■ **Set task**
Please copy the listing below line for line, starting from its very first line and continuing through the line with "table-cell: 2 小时 10", including that line.

■ **Records for the exercise**
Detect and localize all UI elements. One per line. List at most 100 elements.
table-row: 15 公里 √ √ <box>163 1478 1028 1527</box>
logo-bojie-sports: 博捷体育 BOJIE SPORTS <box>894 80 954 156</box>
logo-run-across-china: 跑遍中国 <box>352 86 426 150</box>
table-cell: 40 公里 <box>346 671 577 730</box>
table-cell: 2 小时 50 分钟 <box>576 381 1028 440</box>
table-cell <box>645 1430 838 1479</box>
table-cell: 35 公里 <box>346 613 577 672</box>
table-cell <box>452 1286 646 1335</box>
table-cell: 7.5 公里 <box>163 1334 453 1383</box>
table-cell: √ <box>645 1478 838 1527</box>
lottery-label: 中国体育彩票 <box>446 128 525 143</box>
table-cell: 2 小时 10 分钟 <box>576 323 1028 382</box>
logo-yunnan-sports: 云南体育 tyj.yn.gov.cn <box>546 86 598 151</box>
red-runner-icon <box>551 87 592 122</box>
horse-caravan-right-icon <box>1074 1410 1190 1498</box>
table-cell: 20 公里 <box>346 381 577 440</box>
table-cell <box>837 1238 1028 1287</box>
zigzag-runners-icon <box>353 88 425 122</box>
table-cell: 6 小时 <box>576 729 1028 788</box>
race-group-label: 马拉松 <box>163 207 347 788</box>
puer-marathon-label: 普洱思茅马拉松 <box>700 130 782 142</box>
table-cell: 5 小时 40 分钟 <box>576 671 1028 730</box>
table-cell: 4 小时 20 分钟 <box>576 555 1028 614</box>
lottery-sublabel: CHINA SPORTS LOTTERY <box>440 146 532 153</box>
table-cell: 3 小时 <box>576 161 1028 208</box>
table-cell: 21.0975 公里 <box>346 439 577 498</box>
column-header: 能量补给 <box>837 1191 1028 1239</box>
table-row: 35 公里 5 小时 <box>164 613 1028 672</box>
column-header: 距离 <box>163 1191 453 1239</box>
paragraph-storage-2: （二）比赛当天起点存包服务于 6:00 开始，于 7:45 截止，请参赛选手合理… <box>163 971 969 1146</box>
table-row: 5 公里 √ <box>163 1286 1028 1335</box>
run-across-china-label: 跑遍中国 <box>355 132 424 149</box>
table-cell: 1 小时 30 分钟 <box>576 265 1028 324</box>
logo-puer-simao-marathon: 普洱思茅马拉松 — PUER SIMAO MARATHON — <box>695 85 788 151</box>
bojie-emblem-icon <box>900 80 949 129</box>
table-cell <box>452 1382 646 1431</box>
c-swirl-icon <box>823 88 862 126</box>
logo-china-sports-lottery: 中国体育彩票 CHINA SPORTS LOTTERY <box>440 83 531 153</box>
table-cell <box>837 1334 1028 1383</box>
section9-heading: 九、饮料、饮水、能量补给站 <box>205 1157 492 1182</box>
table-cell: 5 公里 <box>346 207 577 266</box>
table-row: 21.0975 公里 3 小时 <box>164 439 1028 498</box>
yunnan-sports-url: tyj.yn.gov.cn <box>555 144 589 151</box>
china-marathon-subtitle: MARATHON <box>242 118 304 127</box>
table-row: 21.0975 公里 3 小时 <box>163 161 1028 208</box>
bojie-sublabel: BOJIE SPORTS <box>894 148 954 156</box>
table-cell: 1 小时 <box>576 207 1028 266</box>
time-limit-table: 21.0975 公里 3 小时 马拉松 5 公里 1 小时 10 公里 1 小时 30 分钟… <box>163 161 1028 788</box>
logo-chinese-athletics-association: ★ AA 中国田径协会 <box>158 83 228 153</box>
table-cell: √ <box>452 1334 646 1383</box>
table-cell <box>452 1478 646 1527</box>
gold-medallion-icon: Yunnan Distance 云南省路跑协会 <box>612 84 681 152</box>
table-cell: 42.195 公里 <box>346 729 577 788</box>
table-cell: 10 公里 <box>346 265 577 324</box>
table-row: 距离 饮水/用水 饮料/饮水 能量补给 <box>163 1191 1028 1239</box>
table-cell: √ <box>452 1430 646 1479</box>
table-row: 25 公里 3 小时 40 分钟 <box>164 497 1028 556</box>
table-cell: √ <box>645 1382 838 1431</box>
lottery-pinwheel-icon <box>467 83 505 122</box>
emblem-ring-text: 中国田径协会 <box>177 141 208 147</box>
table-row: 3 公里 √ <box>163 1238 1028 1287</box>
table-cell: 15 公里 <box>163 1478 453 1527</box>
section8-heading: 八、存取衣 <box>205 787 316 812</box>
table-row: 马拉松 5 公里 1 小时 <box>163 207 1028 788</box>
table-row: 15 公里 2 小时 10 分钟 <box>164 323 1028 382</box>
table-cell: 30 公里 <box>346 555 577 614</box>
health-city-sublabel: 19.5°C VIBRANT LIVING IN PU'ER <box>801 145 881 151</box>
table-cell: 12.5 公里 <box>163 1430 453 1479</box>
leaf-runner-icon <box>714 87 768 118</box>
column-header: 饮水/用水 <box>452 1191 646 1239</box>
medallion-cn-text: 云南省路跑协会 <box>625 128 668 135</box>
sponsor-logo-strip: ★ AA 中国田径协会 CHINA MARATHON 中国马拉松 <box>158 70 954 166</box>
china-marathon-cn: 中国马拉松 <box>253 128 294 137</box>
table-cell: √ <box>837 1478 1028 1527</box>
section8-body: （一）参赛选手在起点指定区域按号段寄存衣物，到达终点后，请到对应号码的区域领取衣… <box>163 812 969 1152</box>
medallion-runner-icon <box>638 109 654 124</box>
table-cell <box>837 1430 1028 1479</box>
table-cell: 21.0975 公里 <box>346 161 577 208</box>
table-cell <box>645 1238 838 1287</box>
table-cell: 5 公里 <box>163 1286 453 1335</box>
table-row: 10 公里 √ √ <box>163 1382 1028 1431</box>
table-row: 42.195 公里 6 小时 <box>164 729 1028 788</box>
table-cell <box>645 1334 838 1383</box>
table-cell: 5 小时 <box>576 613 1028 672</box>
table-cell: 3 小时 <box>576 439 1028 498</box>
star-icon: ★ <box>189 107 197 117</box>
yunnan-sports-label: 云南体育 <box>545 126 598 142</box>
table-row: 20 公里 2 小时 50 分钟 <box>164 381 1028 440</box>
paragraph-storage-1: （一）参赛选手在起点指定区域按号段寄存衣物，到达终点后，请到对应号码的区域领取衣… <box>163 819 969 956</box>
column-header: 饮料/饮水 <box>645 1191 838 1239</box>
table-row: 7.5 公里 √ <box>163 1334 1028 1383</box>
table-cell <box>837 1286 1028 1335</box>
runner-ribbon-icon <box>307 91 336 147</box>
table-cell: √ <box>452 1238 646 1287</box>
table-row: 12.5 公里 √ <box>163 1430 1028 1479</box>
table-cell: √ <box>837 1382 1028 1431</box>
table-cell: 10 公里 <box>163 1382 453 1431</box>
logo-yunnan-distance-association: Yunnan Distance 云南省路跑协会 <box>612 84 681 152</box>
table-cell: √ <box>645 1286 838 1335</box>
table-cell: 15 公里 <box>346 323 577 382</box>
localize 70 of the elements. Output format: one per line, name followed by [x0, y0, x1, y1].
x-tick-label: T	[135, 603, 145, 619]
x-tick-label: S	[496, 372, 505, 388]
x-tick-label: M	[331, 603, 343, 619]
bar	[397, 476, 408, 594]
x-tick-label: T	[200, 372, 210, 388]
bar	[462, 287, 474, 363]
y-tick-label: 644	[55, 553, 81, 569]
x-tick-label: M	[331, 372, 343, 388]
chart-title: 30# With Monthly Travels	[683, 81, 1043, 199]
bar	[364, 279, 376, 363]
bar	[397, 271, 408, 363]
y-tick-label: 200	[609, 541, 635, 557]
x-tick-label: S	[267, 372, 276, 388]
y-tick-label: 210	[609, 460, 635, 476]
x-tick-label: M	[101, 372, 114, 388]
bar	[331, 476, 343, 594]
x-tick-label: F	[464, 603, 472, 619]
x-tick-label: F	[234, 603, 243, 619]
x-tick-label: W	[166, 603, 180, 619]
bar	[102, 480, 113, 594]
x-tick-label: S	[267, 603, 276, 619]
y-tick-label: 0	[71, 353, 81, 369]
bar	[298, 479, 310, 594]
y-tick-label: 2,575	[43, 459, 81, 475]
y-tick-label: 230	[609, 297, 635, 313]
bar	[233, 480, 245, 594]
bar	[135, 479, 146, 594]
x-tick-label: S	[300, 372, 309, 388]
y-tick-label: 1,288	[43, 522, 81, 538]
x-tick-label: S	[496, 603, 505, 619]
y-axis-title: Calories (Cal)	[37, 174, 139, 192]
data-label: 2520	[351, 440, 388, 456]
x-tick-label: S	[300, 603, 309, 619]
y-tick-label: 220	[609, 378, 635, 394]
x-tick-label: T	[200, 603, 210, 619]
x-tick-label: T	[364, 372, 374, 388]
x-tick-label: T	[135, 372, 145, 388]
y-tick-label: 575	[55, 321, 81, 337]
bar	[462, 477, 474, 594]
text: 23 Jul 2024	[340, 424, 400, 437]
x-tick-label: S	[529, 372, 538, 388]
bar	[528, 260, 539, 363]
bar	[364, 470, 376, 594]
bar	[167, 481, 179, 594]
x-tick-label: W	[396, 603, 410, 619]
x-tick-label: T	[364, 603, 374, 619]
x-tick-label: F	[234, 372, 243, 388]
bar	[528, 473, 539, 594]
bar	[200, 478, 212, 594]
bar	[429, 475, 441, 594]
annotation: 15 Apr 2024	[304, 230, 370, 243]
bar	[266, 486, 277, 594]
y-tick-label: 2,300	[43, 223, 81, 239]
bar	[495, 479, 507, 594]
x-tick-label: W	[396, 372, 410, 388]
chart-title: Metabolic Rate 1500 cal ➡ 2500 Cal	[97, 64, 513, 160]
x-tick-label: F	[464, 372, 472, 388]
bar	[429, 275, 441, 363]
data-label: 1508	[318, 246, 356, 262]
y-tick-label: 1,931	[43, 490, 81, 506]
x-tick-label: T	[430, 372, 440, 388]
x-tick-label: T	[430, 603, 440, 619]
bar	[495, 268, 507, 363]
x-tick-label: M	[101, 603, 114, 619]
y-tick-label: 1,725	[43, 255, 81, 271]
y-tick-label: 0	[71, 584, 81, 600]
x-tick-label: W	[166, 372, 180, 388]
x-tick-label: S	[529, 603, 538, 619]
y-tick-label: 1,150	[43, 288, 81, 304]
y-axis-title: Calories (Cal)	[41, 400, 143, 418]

■ **Written response**
Detect and localize all UI elements. One per line. List at most 100 elements.
table-row: 15 公里 √ √ <box>163 1478 1028 1527</box>
logo-bojie-sports: 博捷体育 BOJIE SPORTS <box>894 80 954 156</box>
logo-run-across-china: 跑遍中国 <box>352 86 426 150</box>
table-cell: 40 公里 <box>346 671 577 730</box>
table-cell: 2 小时 50 分钟 <box>576 381 1028 440</box>
table-cell <box>645 1430 838 1479</box>
table-cell: 35 公里 <box>346 613 577 672</box>
table-cell <box>452 1286 646 1335</box>
table-cell: 7.5 公里 <box>163 1334 453 1383</box>
table-cell: √ <box>645 1478 838 1527</box>
lottery-label: 中国体育彩票 <box>446 128 525 143</box>
table-cell: 2 小时 10 分钟 <box>576 323 1028 382</box>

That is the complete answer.